- EXERCISE PROMPT
Where the string "color" occurs in the material below, report the whole line.

[Chart and figure data]
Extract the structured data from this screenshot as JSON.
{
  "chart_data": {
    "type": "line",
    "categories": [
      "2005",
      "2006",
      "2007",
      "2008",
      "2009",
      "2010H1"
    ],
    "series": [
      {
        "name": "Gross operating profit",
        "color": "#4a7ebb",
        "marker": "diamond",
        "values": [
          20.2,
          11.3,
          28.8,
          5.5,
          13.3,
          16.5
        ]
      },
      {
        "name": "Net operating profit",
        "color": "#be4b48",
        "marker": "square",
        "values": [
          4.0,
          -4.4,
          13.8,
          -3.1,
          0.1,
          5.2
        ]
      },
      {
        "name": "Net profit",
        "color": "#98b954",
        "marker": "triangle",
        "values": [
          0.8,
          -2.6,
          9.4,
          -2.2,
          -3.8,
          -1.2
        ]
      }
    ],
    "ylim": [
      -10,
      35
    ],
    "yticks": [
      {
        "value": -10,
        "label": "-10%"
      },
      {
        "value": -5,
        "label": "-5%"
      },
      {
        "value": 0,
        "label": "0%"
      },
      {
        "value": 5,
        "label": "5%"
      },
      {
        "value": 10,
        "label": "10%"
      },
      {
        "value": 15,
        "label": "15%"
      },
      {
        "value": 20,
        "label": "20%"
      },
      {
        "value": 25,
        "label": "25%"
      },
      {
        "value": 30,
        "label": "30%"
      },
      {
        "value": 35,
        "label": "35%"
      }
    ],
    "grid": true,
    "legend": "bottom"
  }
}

- EXERCISE RESULT
        "color": "#4a7ebb",
        "color": "#be4b48",
        "color": "#98b954",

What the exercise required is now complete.